(Extracted data entries)
┄┄┄┄┄┄┄┄┄┄┄┄┄┄┄┄┄┄┄┄
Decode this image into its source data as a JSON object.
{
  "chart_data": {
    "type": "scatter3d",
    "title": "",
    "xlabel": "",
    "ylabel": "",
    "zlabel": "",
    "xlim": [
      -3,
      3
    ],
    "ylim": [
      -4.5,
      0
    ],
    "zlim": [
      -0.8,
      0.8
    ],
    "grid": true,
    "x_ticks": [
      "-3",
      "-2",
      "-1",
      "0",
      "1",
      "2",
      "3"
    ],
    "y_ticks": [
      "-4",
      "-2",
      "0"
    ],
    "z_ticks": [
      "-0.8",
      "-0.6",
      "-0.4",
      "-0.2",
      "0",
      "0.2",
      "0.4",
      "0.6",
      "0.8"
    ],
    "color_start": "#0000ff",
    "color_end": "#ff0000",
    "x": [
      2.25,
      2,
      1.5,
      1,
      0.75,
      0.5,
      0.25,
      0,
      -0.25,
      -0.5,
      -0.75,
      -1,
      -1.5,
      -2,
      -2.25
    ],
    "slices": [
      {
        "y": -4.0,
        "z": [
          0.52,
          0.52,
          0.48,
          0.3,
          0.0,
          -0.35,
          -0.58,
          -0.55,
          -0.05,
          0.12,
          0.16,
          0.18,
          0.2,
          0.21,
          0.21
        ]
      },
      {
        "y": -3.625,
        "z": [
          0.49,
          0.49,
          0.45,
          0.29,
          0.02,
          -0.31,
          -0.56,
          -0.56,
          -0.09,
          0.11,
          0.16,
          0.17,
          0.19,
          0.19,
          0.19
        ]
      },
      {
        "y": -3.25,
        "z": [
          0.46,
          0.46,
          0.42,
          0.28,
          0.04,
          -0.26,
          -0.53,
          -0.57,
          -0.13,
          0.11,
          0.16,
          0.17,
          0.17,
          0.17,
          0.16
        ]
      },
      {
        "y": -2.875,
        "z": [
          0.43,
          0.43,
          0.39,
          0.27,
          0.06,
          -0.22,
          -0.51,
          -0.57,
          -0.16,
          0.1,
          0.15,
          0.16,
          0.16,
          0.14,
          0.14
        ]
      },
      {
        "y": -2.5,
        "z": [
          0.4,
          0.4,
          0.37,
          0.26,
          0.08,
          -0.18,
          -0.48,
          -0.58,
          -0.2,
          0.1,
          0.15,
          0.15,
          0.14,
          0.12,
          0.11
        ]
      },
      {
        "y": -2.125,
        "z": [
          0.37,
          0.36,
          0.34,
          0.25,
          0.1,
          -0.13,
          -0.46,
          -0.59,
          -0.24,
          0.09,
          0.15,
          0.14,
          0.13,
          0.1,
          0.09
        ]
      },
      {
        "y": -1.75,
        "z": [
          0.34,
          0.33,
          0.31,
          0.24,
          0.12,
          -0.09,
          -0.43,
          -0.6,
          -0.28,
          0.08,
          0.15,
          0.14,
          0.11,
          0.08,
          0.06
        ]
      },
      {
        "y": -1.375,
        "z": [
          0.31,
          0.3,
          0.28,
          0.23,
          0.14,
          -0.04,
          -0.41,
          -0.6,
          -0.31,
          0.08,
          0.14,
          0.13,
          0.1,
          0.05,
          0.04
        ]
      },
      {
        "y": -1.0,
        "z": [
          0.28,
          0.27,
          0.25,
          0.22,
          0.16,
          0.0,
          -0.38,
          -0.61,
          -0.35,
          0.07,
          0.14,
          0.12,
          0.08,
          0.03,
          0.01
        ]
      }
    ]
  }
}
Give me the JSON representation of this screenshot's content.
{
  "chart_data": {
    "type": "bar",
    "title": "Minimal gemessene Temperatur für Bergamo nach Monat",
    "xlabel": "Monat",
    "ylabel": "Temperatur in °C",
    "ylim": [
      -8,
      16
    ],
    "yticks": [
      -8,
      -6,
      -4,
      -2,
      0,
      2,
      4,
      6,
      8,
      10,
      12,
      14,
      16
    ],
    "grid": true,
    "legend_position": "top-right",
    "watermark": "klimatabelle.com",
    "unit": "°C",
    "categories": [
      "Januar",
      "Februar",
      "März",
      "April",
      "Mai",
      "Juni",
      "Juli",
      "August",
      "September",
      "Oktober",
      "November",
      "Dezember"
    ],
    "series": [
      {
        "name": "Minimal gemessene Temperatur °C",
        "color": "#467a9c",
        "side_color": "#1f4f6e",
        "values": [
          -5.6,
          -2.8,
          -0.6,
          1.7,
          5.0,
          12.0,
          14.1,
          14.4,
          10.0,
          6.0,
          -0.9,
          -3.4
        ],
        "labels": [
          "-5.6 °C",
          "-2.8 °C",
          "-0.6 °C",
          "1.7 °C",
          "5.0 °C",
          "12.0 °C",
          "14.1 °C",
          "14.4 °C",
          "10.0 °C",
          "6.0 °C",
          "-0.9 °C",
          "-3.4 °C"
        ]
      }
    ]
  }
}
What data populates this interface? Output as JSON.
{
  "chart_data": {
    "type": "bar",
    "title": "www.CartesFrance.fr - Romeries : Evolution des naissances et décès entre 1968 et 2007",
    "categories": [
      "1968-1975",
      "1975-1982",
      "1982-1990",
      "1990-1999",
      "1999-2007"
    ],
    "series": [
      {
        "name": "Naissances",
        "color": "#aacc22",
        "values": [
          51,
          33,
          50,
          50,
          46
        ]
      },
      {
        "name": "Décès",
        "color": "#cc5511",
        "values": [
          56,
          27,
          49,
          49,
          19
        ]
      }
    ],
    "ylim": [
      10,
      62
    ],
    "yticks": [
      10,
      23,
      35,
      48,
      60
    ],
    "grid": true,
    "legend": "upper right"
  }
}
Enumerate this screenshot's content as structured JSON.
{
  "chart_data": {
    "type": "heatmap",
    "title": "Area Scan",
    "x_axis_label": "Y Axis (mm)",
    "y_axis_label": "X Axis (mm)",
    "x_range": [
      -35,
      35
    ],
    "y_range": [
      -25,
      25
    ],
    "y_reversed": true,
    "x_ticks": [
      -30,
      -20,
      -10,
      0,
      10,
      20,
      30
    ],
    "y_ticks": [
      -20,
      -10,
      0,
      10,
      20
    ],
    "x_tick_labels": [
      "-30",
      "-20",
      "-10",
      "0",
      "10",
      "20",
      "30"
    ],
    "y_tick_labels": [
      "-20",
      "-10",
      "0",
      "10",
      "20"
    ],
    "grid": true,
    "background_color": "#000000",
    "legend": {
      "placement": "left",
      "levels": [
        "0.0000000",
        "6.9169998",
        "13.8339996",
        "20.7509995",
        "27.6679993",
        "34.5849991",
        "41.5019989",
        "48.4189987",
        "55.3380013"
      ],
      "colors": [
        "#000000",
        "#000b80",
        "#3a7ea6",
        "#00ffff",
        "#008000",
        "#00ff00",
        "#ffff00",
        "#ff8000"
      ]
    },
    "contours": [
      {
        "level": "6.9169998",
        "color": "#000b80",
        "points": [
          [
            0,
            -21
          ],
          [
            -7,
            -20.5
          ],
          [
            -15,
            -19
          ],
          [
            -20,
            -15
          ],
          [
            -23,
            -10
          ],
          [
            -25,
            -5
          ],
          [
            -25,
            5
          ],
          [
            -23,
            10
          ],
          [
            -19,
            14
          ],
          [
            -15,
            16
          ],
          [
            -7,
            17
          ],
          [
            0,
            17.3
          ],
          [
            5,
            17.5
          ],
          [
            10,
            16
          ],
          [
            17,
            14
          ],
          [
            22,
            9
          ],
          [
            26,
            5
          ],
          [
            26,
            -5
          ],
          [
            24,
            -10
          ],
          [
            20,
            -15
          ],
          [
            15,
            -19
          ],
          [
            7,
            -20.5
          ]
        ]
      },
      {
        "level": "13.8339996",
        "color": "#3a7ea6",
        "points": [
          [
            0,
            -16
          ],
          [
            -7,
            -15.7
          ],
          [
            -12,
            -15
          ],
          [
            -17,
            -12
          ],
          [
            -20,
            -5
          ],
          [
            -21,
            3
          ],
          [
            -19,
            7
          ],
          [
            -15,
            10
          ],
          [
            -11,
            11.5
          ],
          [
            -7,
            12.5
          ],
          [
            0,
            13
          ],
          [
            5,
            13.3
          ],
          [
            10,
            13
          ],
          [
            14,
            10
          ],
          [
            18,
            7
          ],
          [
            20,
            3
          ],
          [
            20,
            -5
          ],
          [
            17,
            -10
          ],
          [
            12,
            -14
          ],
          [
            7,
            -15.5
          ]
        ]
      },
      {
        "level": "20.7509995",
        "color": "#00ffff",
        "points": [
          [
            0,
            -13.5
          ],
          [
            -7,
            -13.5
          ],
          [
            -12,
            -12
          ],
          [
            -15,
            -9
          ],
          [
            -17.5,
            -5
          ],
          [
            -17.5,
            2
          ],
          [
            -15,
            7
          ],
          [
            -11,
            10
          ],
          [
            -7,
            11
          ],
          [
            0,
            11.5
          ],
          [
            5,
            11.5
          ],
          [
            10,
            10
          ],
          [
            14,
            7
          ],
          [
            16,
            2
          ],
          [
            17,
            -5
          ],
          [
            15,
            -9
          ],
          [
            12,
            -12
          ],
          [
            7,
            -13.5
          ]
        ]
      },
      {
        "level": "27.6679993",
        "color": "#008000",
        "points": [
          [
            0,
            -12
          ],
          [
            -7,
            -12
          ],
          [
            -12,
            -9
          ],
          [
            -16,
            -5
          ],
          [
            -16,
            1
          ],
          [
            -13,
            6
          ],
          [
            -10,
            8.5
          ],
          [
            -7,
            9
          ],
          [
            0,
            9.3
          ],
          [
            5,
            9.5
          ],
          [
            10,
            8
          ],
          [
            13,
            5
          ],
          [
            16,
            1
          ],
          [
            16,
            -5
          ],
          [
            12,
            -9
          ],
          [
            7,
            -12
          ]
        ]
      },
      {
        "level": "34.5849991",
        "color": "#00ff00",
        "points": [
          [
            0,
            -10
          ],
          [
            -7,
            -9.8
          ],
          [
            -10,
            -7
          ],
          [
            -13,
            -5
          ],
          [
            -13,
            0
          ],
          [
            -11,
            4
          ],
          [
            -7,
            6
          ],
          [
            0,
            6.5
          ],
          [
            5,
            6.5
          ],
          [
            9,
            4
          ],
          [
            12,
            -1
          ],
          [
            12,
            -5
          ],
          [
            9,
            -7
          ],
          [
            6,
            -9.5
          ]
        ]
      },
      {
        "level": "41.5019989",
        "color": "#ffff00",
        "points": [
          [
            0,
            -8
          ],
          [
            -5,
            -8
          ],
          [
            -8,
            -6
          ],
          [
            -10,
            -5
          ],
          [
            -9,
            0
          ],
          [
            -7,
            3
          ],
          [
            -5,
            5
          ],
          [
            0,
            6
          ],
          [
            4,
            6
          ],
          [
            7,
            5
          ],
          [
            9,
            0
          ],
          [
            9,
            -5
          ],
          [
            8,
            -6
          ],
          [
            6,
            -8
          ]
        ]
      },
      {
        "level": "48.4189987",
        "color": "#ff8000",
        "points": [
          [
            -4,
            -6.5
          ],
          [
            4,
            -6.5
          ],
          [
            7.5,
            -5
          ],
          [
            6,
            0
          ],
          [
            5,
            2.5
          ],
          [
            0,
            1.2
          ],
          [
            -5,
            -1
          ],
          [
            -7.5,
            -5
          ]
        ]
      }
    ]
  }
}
┄┄┄┄┄┄┄┄┄┄┄┄┄┄┄┄┄┄┄┄
## [Stated task]
Select every line of the material above holding the word "Monat" and copy it.

## [Answer to this task]
    "title": "Minimal gemessene Temperatur für Bergamo nach Monat",
    "xlabel": "Monat",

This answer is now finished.